Set task — Every line of the data that contains the string "anys" must be copied.

Stored rows —
═══

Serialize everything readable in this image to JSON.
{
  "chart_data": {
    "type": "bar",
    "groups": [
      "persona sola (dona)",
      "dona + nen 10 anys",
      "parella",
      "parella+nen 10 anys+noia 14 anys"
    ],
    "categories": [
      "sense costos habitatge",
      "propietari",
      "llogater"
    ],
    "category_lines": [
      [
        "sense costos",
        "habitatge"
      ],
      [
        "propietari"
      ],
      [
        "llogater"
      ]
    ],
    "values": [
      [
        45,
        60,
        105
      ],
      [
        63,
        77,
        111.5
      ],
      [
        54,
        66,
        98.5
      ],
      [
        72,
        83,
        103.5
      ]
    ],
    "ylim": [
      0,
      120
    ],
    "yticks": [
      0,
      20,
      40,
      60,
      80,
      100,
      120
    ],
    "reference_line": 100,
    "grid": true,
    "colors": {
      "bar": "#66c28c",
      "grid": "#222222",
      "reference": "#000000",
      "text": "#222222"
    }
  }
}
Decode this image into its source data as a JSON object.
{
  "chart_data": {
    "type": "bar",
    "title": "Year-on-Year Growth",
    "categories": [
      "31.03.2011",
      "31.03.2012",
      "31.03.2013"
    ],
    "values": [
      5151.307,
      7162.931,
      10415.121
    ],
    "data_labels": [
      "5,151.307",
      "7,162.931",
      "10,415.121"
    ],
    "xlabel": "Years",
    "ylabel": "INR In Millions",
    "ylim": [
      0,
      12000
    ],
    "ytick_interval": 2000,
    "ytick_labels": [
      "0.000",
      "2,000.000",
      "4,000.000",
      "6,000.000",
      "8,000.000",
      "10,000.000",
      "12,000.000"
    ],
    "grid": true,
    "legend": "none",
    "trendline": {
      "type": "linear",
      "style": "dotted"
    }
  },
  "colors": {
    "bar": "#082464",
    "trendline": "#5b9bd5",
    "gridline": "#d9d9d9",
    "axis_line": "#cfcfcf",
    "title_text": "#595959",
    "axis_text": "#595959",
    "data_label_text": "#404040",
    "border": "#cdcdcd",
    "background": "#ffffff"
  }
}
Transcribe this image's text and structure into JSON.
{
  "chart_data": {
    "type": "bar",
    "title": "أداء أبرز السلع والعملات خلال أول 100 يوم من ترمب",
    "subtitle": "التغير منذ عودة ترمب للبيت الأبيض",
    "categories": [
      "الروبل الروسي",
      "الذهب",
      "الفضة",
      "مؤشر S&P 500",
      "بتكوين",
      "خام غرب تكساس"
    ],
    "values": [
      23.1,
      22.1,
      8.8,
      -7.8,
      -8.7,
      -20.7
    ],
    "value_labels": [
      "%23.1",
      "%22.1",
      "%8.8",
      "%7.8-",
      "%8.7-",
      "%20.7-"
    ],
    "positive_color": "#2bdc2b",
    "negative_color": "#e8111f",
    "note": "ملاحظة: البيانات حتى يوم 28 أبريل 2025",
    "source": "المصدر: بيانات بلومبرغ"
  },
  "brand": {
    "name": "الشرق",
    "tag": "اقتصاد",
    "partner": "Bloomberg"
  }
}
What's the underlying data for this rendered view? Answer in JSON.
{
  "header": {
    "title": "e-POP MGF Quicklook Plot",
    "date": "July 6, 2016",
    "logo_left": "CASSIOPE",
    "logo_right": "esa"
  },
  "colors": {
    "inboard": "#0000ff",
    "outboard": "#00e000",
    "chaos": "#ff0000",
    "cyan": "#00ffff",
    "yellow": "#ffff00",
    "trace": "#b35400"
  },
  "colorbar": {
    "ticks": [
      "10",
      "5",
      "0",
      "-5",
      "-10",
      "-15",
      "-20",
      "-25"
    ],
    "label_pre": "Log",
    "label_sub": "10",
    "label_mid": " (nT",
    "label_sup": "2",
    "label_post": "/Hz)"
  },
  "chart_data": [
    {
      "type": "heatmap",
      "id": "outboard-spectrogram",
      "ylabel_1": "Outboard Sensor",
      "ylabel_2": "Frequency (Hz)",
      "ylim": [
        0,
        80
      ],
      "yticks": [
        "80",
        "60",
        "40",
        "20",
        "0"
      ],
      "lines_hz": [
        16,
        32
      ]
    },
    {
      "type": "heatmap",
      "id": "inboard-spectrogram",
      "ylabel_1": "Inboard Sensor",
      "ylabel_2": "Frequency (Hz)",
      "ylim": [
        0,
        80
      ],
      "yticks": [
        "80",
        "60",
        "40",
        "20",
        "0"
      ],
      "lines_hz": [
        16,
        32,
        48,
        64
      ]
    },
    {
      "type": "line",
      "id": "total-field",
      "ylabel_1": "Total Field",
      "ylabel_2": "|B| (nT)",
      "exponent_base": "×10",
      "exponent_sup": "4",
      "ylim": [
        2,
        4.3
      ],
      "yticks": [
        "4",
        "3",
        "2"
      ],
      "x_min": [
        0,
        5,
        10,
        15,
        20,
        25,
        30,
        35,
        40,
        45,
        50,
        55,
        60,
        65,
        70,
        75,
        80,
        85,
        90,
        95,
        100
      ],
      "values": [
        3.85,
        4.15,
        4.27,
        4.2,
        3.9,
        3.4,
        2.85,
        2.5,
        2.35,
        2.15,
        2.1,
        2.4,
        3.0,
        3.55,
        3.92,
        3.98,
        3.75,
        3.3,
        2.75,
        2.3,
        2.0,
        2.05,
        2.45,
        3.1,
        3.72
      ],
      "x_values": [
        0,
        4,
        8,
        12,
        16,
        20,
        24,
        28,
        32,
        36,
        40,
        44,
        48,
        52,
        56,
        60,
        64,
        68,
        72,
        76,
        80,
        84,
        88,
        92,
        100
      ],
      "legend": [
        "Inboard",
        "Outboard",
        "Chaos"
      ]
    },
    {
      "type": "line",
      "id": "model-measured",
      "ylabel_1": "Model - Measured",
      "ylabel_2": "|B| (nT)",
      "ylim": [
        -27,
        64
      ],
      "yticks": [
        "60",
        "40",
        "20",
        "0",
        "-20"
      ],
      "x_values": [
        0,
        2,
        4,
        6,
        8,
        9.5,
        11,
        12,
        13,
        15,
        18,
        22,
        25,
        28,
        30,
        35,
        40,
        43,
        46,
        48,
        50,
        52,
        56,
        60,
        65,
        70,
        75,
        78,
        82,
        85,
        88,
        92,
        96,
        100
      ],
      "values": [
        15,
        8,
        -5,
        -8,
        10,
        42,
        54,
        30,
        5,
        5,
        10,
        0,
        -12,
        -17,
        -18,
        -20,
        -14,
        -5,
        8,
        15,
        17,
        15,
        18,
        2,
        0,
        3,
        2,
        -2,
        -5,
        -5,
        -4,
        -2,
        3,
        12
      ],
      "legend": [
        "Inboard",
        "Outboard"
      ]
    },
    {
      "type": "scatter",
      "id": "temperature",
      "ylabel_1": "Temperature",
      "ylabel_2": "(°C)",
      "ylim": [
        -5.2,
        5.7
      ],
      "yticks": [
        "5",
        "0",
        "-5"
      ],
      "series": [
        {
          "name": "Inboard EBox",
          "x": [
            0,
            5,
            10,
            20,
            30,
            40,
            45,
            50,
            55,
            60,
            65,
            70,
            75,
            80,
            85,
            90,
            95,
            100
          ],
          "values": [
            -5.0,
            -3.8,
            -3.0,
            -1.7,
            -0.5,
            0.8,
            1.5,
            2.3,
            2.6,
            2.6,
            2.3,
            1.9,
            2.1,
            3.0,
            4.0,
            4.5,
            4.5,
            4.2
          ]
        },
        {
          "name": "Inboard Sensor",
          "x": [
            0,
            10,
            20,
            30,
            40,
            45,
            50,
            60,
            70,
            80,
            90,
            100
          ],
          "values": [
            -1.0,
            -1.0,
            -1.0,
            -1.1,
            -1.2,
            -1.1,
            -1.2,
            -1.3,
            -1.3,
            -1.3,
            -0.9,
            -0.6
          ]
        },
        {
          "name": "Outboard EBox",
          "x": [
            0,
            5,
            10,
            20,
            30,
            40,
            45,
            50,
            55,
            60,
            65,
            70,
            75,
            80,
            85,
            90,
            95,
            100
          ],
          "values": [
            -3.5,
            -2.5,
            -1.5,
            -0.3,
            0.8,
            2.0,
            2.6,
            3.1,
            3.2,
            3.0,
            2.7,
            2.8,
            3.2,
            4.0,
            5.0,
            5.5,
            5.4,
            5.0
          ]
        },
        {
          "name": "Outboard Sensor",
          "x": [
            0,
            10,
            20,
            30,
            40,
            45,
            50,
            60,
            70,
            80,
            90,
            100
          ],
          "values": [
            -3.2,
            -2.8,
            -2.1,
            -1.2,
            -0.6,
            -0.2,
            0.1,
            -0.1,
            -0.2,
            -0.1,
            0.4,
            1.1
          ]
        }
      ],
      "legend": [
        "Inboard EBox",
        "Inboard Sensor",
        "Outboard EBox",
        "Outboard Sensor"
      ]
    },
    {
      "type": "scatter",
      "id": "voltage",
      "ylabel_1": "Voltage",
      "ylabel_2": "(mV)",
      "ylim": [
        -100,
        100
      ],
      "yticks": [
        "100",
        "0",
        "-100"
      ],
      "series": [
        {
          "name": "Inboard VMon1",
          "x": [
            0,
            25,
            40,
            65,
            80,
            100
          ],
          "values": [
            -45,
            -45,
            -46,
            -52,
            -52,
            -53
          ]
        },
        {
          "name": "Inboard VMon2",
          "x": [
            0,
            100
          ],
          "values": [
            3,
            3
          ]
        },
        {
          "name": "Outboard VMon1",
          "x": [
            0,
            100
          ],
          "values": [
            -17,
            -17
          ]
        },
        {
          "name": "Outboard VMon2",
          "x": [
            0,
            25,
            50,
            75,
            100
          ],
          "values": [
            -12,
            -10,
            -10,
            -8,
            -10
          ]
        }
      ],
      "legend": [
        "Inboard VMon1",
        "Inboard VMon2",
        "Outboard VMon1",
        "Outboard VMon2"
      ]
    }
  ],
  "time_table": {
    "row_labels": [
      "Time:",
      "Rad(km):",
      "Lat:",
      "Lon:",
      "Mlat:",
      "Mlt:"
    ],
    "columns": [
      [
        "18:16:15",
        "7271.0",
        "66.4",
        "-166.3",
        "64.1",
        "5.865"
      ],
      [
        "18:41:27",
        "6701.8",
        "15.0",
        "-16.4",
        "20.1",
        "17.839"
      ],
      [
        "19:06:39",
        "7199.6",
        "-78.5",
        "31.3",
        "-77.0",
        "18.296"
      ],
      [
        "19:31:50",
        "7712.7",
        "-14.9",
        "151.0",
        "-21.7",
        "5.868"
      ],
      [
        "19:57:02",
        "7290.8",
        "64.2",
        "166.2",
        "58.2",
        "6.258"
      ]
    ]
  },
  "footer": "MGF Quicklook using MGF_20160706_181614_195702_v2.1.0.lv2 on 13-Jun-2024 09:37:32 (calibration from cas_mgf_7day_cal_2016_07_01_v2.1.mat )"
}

═══

Final result —
      "dona + nen 10 anys",
      "parella+nen 10 anys+noia 14 anys"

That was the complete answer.